Given exercise.
Write out all the material exactly. Leave nothing out.

Supplied records.
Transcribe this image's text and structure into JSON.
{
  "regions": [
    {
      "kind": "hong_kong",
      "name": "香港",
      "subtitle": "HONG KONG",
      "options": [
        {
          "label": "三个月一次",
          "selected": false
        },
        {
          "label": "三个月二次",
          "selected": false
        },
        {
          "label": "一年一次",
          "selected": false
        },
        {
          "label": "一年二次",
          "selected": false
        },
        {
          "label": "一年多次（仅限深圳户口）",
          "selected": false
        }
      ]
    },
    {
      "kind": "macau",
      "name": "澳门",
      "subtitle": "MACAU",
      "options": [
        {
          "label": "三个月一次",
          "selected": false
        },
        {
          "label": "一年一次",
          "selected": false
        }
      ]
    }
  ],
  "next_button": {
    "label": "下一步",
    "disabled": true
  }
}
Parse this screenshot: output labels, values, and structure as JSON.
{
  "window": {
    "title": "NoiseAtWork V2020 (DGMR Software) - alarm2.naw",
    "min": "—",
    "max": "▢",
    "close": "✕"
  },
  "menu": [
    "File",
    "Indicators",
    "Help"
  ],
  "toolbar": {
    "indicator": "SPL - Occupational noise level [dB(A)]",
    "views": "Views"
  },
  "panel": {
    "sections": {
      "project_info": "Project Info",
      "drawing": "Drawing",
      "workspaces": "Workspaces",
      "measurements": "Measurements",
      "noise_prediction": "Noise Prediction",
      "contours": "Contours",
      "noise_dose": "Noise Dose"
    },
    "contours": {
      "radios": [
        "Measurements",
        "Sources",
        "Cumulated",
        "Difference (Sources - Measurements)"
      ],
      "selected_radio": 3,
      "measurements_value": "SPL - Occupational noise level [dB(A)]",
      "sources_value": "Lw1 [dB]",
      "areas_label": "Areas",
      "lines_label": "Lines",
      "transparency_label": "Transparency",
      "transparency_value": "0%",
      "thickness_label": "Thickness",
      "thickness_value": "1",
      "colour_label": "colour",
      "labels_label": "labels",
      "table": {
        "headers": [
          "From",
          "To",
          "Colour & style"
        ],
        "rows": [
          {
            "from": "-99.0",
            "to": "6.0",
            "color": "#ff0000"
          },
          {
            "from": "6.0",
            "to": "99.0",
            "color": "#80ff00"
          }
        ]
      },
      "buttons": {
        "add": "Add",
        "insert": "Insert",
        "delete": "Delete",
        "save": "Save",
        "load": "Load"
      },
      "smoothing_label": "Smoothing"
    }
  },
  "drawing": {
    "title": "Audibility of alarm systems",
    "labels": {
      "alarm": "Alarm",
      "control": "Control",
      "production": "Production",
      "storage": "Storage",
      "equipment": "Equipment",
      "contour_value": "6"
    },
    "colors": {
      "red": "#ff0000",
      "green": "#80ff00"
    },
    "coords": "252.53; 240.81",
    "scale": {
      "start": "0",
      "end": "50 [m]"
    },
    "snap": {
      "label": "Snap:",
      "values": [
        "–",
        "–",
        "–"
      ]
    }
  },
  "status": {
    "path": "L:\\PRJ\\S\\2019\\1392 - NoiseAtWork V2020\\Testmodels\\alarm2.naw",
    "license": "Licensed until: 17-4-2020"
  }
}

Correct response.
Transcribe this image's text and structure into JSON.
{
  "regions": [
    {
      "kind": "hong_kong",
      "name": "香港",
      "subtitle": "HONG KONG",
      "options": [
        {
          "label": "三个月一次",
          "selected": false
        },
        {
          "label": "三个月二次",
          "selected": false
        },
        {
          "label": "一年一次",
          "selected": false
        },
        {
          "label": "一年二次",
          "selected": false
        },
        {
          "label": "一年多次（仅限深圳户口）",
          "selected": false
        }
      ]
    },
    {
      "kind": "macau",
      "name": "澳门",
      "subtitle": "MACAU",
      "options": [
        {
          "label": "三个月一次",
          "selected": false
        },
        {
          "label": "一年一次",
          "selected": false
        }
      ]
    }
  ],
  "next_button": {
    "label": "下一步",
    "disabled": true
  }
}
Parse this screenshot: output labels, values, and structure as JSON.
{
  "window": {
    "title": "NoiseAtWork V2020 (DGMR Software) - alarm2.naw",
    "min": "—",
    "max": "▢",
    "close": "✕"
  },
  "menu": [
    "File",
    "Indicators",
    "Help"
  ],
  "toolbar": {
    "indicator": "SPL - Occupational noise level [dB(A)]",
    "views": "Views"
  },
  "panel": {
    "sections": {
      "project_info": "Project Info",
      "drawing": "Drawing",
      "workspaces": "Workspaces",
      "measurements": "Measurements",
      "noise_prediction": "Noise Prediction",
      "contours": "Contours",
      "noise_dose": "Noise Dose"
    },
    "contours": {
      "radios": [
        "Measurements",
        "Sources",
        "Cumulated",
        "Difference (Sources - Measurements)"
      ],
      "selected_radio": 3,
      "measurements_value": "SPL - Occupational noise level [dB(A)]",
      "sources_value": "Lw1 [dB]",
      "areas_label": "Areas",
      "lines_label": "Lines",
      "transparency_label": "Transparency",
      "transparency_value": "0%",
      "thickness_label": "Thickness",
      "thickness_value": "1",
      "colour_label": "colour",
      "labels_label": "labels",
      "table": {
        "headers": [
          "From",
          "To",
          "Colour & style"
        ],
        "rows": [
          {
            "from": "-99.0",
            "to": "6.0",
            "color": "#ff0000"
          },
          {
            "from": "6.0",
            "to": "99.0",
            "color": "#80ff00"
          }
        ]
      },
      "buttons": {
        "add": "Add",
        "insert": "Insert",
        "delete": "Delete",
        "save": "Save",
        "load": "Load"
      },
      "smoothing_label": "Smoothing"
    }
  },
  "drawing": {
    "title": "Audibility of alarm systems",
    "labels": {
      "alarm": "Alarm",
      "control": "Control",
      "production": "Production",
      "storage": "Storage",
      "equipment": "Equipment",
      "contour_value": "6"
    },
    "colors": {
      "red": "#ff0000",
      "green": "#80ff00"
    },
    "coords": "252.53; 240.81",
    "scale": {
      "start": "0",
      "end": "50 [m]"
    },
    "snap": {
      "label": "Snap:",
      "values": [
        "–",
        "–",
        "–"
      ]
    }
  },
  "status": {
    "path": "L:\\PRJ\\S\\2019\\1392 - NoiseAtWork V2020\\Testmodels\\alarm2.naw",
    "license": "Licensed until: 17-4-2020"
  }
}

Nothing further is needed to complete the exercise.